Dataset excerpt:
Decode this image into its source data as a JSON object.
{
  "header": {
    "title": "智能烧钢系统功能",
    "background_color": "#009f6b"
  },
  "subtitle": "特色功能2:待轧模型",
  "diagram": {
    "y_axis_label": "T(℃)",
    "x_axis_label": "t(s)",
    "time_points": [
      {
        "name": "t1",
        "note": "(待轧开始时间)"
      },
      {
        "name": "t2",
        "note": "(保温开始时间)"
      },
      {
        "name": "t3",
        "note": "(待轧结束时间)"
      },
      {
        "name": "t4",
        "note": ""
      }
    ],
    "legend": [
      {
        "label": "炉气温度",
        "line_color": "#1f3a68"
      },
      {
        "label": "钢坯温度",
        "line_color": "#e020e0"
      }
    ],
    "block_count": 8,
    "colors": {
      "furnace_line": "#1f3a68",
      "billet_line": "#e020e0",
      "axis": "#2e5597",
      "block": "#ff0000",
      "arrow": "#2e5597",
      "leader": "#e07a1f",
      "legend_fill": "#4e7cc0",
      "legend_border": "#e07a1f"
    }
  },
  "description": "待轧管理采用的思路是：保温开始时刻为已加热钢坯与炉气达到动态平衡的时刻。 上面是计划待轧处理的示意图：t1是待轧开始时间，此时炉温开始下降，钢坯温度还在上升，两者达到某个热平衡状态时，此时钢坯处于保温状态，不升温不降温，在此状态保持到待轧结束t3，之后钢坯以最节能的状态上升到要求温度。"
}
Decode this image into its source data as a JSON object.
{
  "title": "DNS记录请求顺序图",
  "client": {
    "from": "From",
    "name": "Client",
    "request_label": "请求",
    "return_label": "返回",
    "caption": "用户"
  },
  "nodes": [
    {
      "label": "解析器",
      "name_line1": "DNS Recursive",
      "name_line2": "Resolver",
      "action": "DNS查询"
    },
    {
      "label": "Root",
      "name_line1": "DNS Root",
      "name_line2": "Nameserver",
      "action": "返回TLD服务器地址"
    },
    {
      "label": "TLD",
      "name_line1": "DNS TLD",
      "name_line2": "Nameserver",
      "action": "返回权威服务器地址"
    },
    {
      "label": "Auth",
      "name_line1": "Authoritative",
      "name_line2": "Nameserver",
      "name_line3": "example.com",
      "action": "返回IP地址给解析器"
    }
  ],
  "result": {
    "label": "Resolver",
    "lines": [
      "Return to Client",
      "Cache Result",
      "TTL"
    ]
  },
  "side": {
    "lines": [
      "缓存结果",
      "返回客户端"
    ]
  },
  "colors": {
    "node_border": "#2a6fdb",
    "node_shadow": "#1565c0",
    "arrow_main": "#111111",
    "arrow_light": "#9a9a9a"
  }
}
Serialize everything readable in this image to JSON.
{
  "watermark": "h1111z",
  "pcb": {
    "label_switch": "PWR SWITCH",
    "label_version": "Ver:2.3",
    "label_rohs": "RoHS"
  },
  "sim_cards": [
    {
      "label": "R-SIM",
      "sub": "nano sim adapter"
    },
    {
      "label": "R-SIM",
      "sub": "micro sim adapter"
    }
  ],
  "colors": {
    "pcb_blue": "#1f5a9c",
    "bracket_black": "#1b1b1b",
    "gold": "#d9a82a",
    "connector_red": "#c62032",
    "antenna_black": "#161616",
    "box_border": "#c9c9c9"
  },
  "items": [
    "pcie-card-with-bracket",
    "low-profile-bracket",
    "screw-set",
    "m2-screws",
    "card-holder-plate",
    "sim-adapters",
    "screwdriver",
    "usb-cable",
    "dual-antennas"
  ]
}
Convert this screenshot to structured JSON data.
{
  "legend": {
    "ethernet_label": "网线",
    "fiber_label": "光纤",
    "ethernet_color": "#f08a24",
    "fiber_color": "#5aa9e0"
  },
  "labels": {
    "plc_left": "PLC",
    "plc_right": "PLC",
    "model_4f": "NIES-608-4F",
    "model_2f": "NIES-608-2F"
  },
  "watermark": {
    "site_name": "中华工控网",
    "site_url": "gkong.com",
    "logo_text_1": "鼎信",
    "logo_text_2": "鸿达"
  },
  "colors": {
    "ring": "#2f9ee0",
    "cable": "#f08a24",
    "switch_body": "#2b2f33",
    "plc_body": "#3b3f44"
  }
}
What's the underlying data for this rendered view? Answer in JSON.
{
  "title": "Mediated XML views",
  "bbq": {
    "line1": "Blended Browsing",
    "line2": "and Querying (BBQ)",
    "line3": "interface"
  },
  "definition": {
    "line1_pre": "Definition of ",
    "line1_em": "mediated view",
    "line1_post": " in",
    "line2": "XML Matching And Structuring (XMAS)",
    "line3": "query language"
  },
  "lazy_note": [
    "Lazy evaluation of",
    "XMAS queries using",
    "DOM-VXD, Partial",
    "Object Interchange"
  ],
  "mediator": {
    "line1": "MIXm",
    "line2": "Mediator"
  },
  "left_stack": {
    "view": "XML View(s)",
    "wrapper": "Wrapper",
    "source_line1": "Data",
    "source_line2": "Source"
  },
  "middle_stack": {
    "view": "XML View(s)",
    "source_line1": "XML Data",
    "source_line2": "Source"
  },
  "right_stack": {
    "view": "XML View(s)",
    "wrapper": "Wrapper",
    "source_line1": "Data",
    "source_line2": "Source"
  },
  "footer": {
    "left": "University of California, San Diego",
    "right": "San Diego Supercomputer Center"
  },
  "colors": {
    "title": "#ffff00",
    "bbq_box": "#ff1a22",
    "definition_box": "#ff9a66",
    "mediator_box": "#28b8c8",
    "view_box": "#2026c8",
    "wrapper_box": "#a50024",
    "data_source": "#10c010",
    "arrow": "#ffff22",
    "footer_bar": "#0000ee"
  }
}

- Job: Reproduce the listing above verbatim, from first line to last.

- Response to this exercise:
Decode this image into its source data as a JSON object.
{
  "header": {
    "title": "智能烧钢系统功能",
    "background_color": "#009f6b"
  },
  "subtitle": "特色功能2:待轧模型",
  "diagram": {
    "y_axis_label": "T(℃)",
    "x_axis_label": "t(s)",
    "time_points": [
      {
        "name": "t1",
        "note": "(待轧开始时间)"
      },
      {
        "name": "t2",
        "note": "(保温开始时间)"
      },
      {
        "name": "t3",
        "note": "(待轧结束时间)"
      },
      {
        "name": "t4",
        "note": ""
      }
    ],
    "legend": [
      {
        "label": "炉气温度",
        "line_color": "#1f3a68"
      },
      {
        "label": "钢坯温度",
        "line_color": "#e020e0"
      }
    ],
    "block_count": 8,
    "colors": {
      "furnace_line": "#1f3a68",
      "billet_line": "#e020e0",
      "axis": "#2e5597",
      "block": "#ff0000",
      "arrow": "#2e5597",
      "leader": "#e07a1f",
      "legend_fill": "#4e7cc0",
      "legend_border": "#e07a1f"
    }
  },
  "description": "待轧管理采用的思路是：保温开始时刻为已加热钢坯与炉气达到动态平衡的时刻。 上面是计划待轧处理的示意图：t1是待轧开始时间，此时炉温开始下降，钢坯温度还在上升，两者达到某个热平衡状态时，此时钢坯处于保温状态，不升温不降温，在此状态保持到待轧结束t3，之后钢坯以最节能的状态上升到要求温度。"
}
Decode this image into its source data as a JSON object.
{
  "title": "DNS记录请求顺序图",
  "client": {
    "from": "From",
    "name": "Client",
    "request_label": "请求",
    "return_label": "返回",
    "caption": "用户"
  },
  "nodes": [
    {
      "label": "解析器",
      "name_line1": "DNS Recursive",
      "name_line2": "Resolver",
      "action": "DNS查询"
    },
    {
      "label": "Root",
      "name_line1": "DNS Root",
      "name_line2": "Nameserver",
      "action": "返回TLD服务器地址"
    },
    {
      "label": "TLD",
      "name_line1": "DNS TLD",
      "name_line2": "Nameserver",
      "action": "返回权威服务器地址"
    },
    {
      "label": "Auth",
      "name_line1": "Authoritative",
      "name_line2": "Nameserver",
      "name_line3": "example.com",
      "action": "返回IP地址给解析器"
    }
  ],
  "result": {
    "label": "Resolver",
    "lines": [
      "Return to Client",
      "Cache Result",
      "TTL"
    ]
  },
  "side": {
    "lines": [
      "缓存结果",
      "返回客户端"
    ]
  },
  "colors": {
    "node_border": "#2a6fdb",
    "node_shadow": "#1565c0",
    "arrow_main": "#111111",
    "arrow_light": "#9a9a9a"
  }
}
Serialize everything readable in this image to JSON.
{
  "watermark": "h1111z",
  "pcb": {
    "label_switch": "PWR SWITCH",
    "label_version": "Ver:2.3",
    "label_rohs": "RoHS"
  },
  "sim_cards": [
    {
      "label": "R-SIM",
      "sub": "nano sim adapter"
    },
    {
      "label": "R-SIM",
      "sub": "micro sim adapter"
    }
  ],
  "colors": {
    "pcb_blue": "#1f5a9c",
    "bracket_black": "#1b1b1b",
    "gold": "#d9a82a",
    "connector_red": "#c62032",
    "antenna_black": "#161616",
    "box_border": "#c9c9c9"
  },
  "items": [
    "pcie-card-with-bracket",
    "low-profile-bracket",
    "screw-set",
    "m2-screws",
    "card-holder-plate",
    "sim-adapters",
    "screwdriver",
    "usb-cable",
    "dual-antennas"
  ]
}
Convert this screenshot to structured JSON data.
{
  "legend": {
    "ethernet_label": "网线",
    "fiber_label": "光纤",
    "ethernet_color": "#f08a24",
    "fiber_color": "#5aa9e0"
  },
  "labels": {
    "plc_left": "PLC",
    "plc_right": "PLC",
    "model_4f": "NIES-608-4F",
    "model_2f": "NIES-608-2F"
  },
  "watermark": {
    "site_name": "中华工控网",
    "site_url": "gkong.com",
    "logo_text_1": "鼎信",
    "logo_text_2": "鸿达"
  },
  "colors": {
    "ring": "#2f9ee0",
    "cable": "#f08a24",
    "switch_body": "#2b2f33",
    "plc_body": "#3b3f44"
  }
}
What's the underlying data for this rendered view? Answer in JSON.
{
  "title": "Mediated XML views",
  "bbq": {
    "line1": "Blended Browsing",
    "line2": "and Querying (BBQ)",
    "line3": "interface"
  },
  "definition": {
    "line1_pre": "Definition of ",
    "line1_em": "mediated view",
    "line1_post": " in",
    "line2": "XML Matching And Structuring (XMAS)",
    "line3": "query language"
  },
  "lazy_note": [
    "Lazy evaluation of",
    "XMAS queries using",
    "DOM-VXD, Partial",
    "Object Interchange"
  ],
  "mediator": {
    "line1": "MIXm",
    "line2": "Mediator"
  },
  "left_stack": {
    "view": "XML View(s)",
    "wrapper": "Wrapper",
    "source_line1": "Data",
    "source_line2": "Source"
  },
  "middle_stack": {
    "view": "XML View(s)",
    "source_line1": "XML Data",
    "source_line2": "Source"
  },
  "right_stack": {
    "view": "XML View(s)",
    "wrapper": "Wrapper",
    "source_line1": "Data",
    "source_line2": "Source"
  },
  "footer": {
    "left": "University of California, San Diego",
    "right": "San Diego Supercomputer Center"
  },
  "colors": {
    "title": "#ffff00",
    "bbq_box": "#ff1a22",
    "definition_box": "#ff9a66",
    "mediator_box": "#28b8c8",
    "view_box": "#2026c8",
    "wrapper_box": "#a50024",
    "data_source": "#10c010",
    "arrow": "#ffff22",
    "footer_bar": "#0000ee"
  }
}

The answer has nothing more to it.